====== THE INPUT

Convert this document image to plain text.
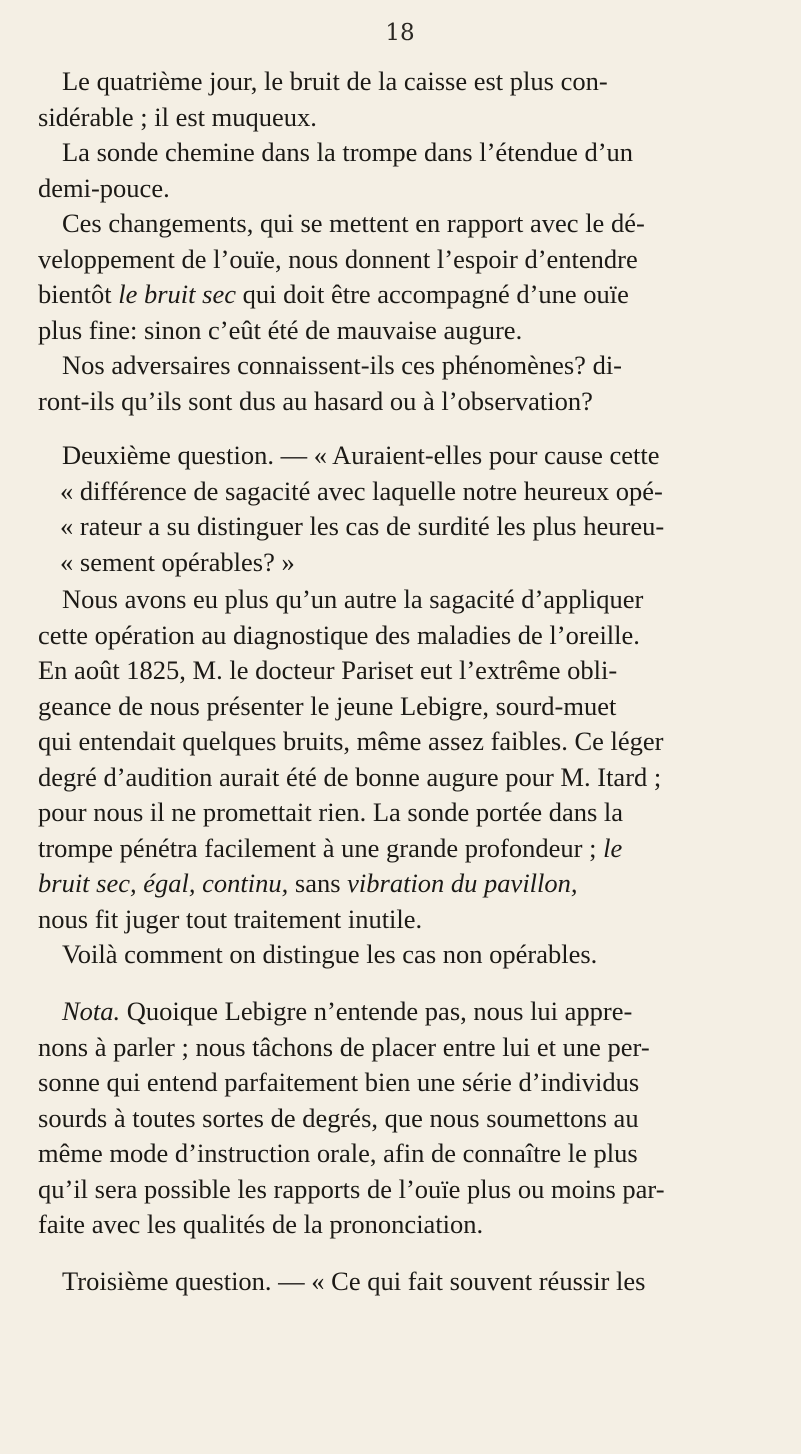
18
Le quatrième jour, le bruit de la caisse est plus con-
sidérable ; il est muqueux.
La sonde chemine dans la trompe dans l’étendue d’un
demi-pouce.
Ces changements, qui se mettent en rapport avec le dé-
veloppement de l’ouïe, nous donnent l’espoir d’entendre
bientôt le bruit sec qui doit être accompagné d’une ouïe
plus fine: sinon c’eût été de mauvaise augure.
Nos adversaires connaissent-ils ces phénomènes? di-
ront-ils qu’ils sont dus au hasard ou à l’observation?
Deuxième question. — « Auraient-elles pour cause cette
« différence de sagacité avec laquelle notre heureux opé-
« rateur a su distinguer les cas de surdité les plus heureu-
« sement opérables? »
Nous avons eu plus qu’un autre la sagacité d’appliquer
cette opération au diagnostique des maladies de l’oreille.
En août 1825, M. le docteur Pariset eut l’extrême obli-
geance de nous présenter le jeune Lebigre, sourd-muet
qui entendait quelques bruits, même assez faibles. Ce léger
degré d’audition aurait été de bonne augure pour M. Itard ;
pour nous il ne promettait rien. La sonde portée dans la
trompe pénétra facilement à une grande profondeur ; le
bruit sec, égal, continu, sans vibration du pavillon,
nous fit juger tout traitement inutile.
Voilà comment on distingue les cas non opérables.
Nota. Quoique Lebigre n’entende pas, nous lui appre-
nons à parler ; nous tâchons de placer entre lui et une per-
sonne qui entend parfaitement bien une série d’individus
sourds à toutes sortes de degrés, que nous soumettons au
même mode d’instruction orale, afin de connaître le plus
qu’il sera possible les rapports de l’ouïe plus ou moins par-
faite avec les qualités de la prononciation.
Troisième question. — « Ce qui fait souvent réussir les
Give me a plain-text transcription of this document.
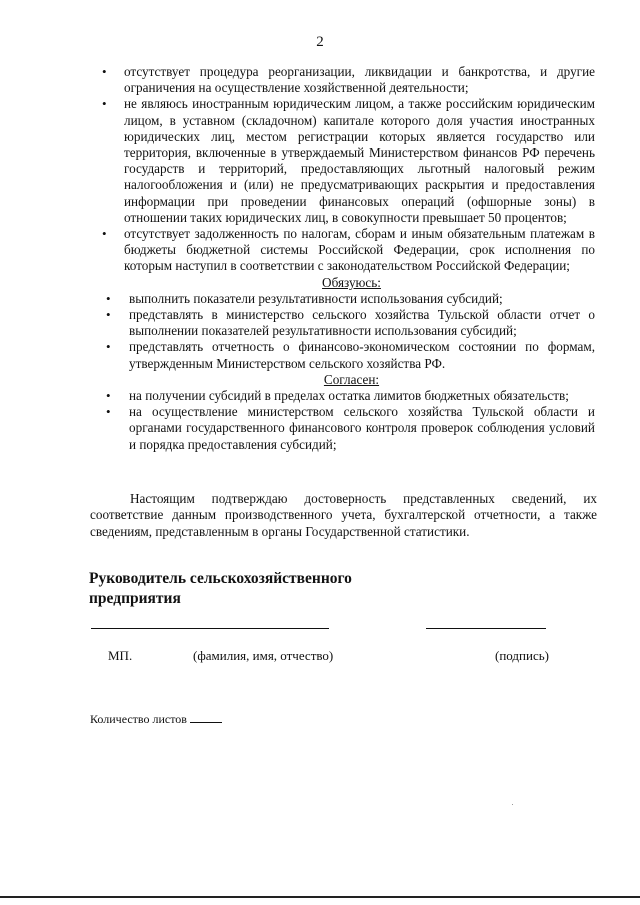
2
• отсутствует процедура реорганизации, ликвидации и банкротства, и другие ограничения на осуществление хозяйственной деятельности;
• не являюсь иностранным юридическим лицом, а также российским юридическим лицом, в уставном (складочном) капитале которого доля участия иностранных юридических лиц, местом регистрации которых является государство или территория, включенные в утверждаемый Министерством финансов РФ перечень государств и территорий, предоставляющих льготный налоговый режим налогообложения и (или) не предусматривающих раскрытия и предоставления информации при проведении финансовых операций (офшорные зоны) в отношении таких юридических лиц, в совокупности превышает 50 процентов;
• отсутствует задолженность по налогам, сборам и иным обязательным платежам в бюджеты бюджетной системы Российской Федерации, срок исполнения по которым наступил в соответствии с законодательством Российской Федерации;

Обязуюсь:

• выполнить показатели результативности использования субсидий;
• представлять в министерство сельского хозяйства Тульской области отчет о выполнении показателей результативности использования субсидий;
• представлять отчетность о финансово-экономическом состоянии по формам, утвержденным Министерством сельского хозяйства РФ.

Согласен:

• на получении субсидий в пределах остатка лимитов бюджетных обязательств;
• на осуществление министерством сельского хозяйства Тульской области и органами государственного финансового контроля проверок соблюдения условий и порядка предоставления субсидий;

Настоящим подтверждаю достоверность представленных сведений, их соответствие данным производственного учета, бухгалтерской отчетности, а также сведениям, представленным в органы Государственной статистики.

Руководитель сельскохозяйственного
предприятия

МП.	(фамилия, имя, отчество)	(подпись)
Количество листов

============

**REQUIRED TASK**
Without including the pictures, reproduce all entries exactly.

**FINISHED ANSWER**
Convert this document image to plain text.
18
Le quatrième jour, le bruit de la caisse est plus con-
sidérable ; il est muqueux.
La sonde chemine dans la trompe dans l’étendue d’un
demi-pouce.
Ces changements, qui se mettent en rapport avec le dé-
veloppement de l’ouïe, nous donnent l’espoir d’entendre
bientôt le bruit sec qui doit être accompagné d’une ouïe
plus fine: sinon c’eût été de mauvaise augure.
Nos adversaires connaissent-ils ces phénomènes? di-
ront-ils qu’ils sont dus au hasard ou à l’observation?
Deuxième question. — « Auraient-elles pour cause cette
« différence de sagacité avec laquelle notre heureux opé-
« rateur a su distinguer les cas de surdité les plus heureu-
« sement opérables? »
Nous avons eu plus qu’un autre la sagacité d’appliquer
cette opération au diagnostique des maladies de l’oreille.
En août 1825, M. le docteur Pariset eut l’extrême obli-
geance de nous présenter le jeune Lebigre, sourd-muet
qui entendait quelques bruits, même assez faibles. Ce léger
degré d’audition aurait été de bonne augure pour M. Itard ;
pour nous il ne promettait rien. La sonde portée dans la
trompe pénétra facilement à une grande profondeur ; le
bruit sec, égal, continu, sans vibration du pavillon,
nous fit juger tout traitement inutile.
Voilà comment on distingue les cas non opérables.
Nota. Quoique Lebigre n’entende pas, nous lui appre-
nons à parler ; nous tâchons de placer entre lui et une per-
sonne qui entend parfaitement bien une série d’individus
sourds à toutes sortes de degrés, que nous soumettons au
même mode d’instruction orale, afin de connaître le plus
qu’il sera possible les rapports de l’ouïe plus ou moins par-
faite avec les qualités de la prononciation.
Troisième question. — « Ce qui fait souvent réussir les
Give me a plain-text transcription of this document.
2
• отсутствует процедура реорганизации, ликвидации и банкротства, и другие ограничения на осуществление хозяйственной деятельности;
• не являюсь иностранным юридическим лицом, а также российским юридическим лицом, в уставном (складочном) капитале которого доля участия иностранных юридических лиц, местом регистрации которых является государство или территория, включенные в утверждаемый Министерством финансов РФ перечень государств и территорий, предоставляющих льготный налоговый режим налогообложения и (или) не предусматривающих раскрытия и предоставления информации при проведении финансовых операций (офшорные зоны) в отношении таких юридических лиц, в совокупности превышает 50 процентов;
• отсутствует задолженность по налогам, сборам и иным обязательным платежам в бюджеты бюджетной системы Российской Федерации, срок исполнения по которым наступил в соответствии с законодательством Российской Федерации;

Обязуюсь:

• выполнить показатели результативности использования субсидий;
• представлять в министерство сельского хозяйства Тульской области отчет о выполнении показателей результативности использования субсидий;
• представлять отчетность о финансово-экономическом состоянии по формам, утвержденным Министерством сельского хозяйства РФ.

Согласен:

• на получении субсидий в пределах остатка лимитов бюджетных обязательств;
• на осуществление министерством сельского хозяйства Тульской области и органами государственного финансового контроля проверок соблюдения условий и порядка предоставления субсидий;

Настоящим подтверждаю достоверность представленных сведений, их соответствие данным производственного учета, бухгалтерской отчетности, а также сведениям, представленным в органы Государственной статистики.

Руководитель сельскохозяйственного
предприятия

МП.	(фамилия, имя, отчество)	(подпись)
Количество листов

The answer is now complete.